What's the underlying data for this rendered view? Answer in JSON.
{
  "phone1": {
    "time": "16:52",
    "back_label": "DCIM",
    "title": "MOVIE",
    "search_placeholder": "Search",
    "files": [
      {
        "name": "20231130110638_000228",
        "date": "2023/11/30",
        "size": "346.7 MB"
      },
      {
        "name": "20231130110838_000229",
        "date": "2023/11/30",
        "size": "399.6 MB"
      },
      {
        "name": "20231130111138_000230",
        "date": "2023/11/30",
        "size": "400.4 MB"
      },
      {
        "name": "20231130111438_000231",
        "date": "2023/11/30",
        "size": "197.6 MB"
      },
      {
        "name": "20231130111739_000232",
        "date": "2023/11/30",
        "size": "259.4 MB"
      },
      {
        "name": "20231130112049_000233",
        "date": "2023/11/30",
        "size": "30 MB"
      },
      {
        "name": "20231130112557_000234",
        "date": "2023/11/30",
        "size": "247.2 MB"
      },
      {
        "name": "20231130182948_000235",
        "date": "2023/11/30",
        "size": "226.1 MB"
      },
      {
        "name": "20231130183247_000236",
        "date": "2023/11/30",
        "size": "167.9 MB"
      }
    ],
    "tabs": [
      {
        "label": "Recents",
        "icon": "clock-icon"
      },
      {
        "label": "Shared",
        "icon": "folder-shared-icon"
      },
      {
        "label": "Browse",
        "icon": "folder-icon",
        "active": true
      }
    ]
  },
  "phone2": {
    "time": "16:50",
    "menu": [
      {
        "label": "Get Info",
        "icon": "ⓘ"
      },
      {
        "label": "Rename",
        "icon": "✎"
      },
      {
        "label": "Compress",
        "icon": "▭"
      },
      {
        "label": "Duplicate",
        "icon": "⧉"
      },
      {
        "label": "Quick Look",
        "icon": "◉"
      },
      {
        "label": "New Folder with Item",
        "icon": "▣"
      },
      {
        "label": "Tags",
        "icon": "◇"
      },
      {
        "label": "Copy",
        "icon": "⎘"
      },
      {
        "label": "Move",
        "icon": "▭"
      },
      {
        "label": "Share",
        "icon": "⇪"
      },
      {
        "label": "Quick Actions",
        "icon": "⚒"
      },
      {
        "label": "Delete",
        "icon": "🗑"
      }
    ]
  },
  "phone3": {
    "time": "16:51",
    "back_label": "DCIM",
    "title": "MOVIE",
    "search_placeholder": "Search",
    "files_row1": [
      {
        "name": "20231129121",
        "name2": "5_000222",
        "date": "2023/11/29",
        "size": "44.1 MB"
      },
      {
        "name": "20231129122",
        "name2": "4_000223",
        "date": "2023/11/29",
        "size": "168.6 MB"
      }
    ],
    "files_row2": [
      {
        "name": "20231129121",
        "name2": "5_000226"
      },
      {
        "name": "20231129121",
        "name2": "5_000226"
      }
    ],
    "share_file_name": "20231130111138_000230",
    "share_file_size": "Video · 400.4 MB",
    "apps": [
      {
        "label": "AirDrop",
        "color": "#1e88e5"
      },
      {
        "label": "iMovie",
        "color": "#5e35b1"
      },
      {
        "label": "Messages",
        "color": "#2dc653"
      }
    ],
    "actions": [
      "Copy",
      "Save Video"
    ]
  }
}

== Problem ==
Write out every entry again, keeping each line exactly the same.

== Answer to the problem ==
What's the underlying data for this rendered view? Answer in JSON.
{
  "phone1": {
    "time": "16:52",
    "back_label": "DCIM",
    "title": "MOVIE",
    "search_placeholder": "Search",
    "files": [
      {
        "name": "20231130110638_000228",
        "date": "2023/11/30",
        "size": "346.7 MB"
      },
      {
        "name": "20231130110838_000229",
        "date": "2023/11/30",
        "size": "399.6 MB"
      },
      {
        "name": "20231130111138_000230",
        "date": "2023/11/30",
        "size": "400.4 MB"
      },
      {
        "name": "20231130111438_000231",
        "date": "2023/11/30",
        "size": "197.6 MB"
      },
      {
        "name": "20231130111739_000232",
        "date": "2023/11/30",
        "size": "259.4 MB"
      },
      {
        "name": "20231130112049_000233",
        "date": "2023/11/30",
        "size": "30 MB"
      },
      {
        "name": "20231130112557_000234",
        "date": "2023/11/30",
        "size": "247.2 MB"
      },
      {
        "name": "20231130182948_000235",
        "date": "2023/11/30",
        "size": "226.1 MB"
      },
      {
        "name": "20231130183247_000236",
        "date": "2023/11/30",
        "size": "167.9 MB"
      }
    ],
    "tabs": [
      {
        "label": "Recents",
        "icon": "clock-icon"
      },
      {
        "label": "Shared",
        "icon": "folder-shared-icon"
      },
      {
        "label": "Browse",
        "icon": "folder-icon",
        "active": true
      }
    ]
  },
  "phone2": {
    "time": "16:50",
    "menu": [
      {
        "label": "Get Info",
        "icon": "ⓘ"
      },
      {
        "label": "Rename",
        "icon": "✎"
      },
      {
        "label": "Compress",
        "icon": "▭"
      },
      {
        "label": "Duplicate",
        "icon": "⧉"
      },
      {
        "label": "Quick Look",
        "icon": "◉"
      },
      {
        "label": "New Folder with Item",
        "icon": "▣"
      },
      {
        "label": "Tags",
        "icon": "◇"
      },
      {
        "label": "Copy",
        "icon": "⎘"
      },
      {
        "label": "Move",
        "icon": "▭"
      },
      {
        "label": "Share",
        "icon": "⇪"
      },
      {
        "label": "Quick Actions",
        "icon": "⚒"
      },
      {
        "label": "Delete",
        "icon": "🗑"
      }
    ]
  },
  "phone3": {
    "time": "16:51",
    "back_label": "DCIM",
    "title": "MOVIE",
    "search_placeholder": "Search",
    "files_row1": [
      {
        "name": "20231129121",
        "name2": "5_000222",
        "date": "2023/11/29",
        "size": "44.1 MB"
      },
      {
        "name": "20231129122",
        "name2": "4_000223",
        "date": "2023/11/29",
        "size": "168.6 MB"
      }
    ],
    "files_row2": [
      {
        "name": "20231129121",
        "name2": "5_000226"
      },
      {
        "name": "20231129121",
        "name2": "5_000226"
      }
    ],
    "share_file_name": "20231130111138_000230",
    "share_file_size": "Video · 400.4 MB",
    "apps": [
      {
        "label": "AirDrop",
        "color": "#1e88e5"
      },
      {
        "label": "iMovie",
        "color": "#5e35b1"
      },
      {
        "label": "Messages",
        "color": "#2dc653"
      }
    ],
    "actions": [
      "Copy",
      "Save Video"
    ]
  }
}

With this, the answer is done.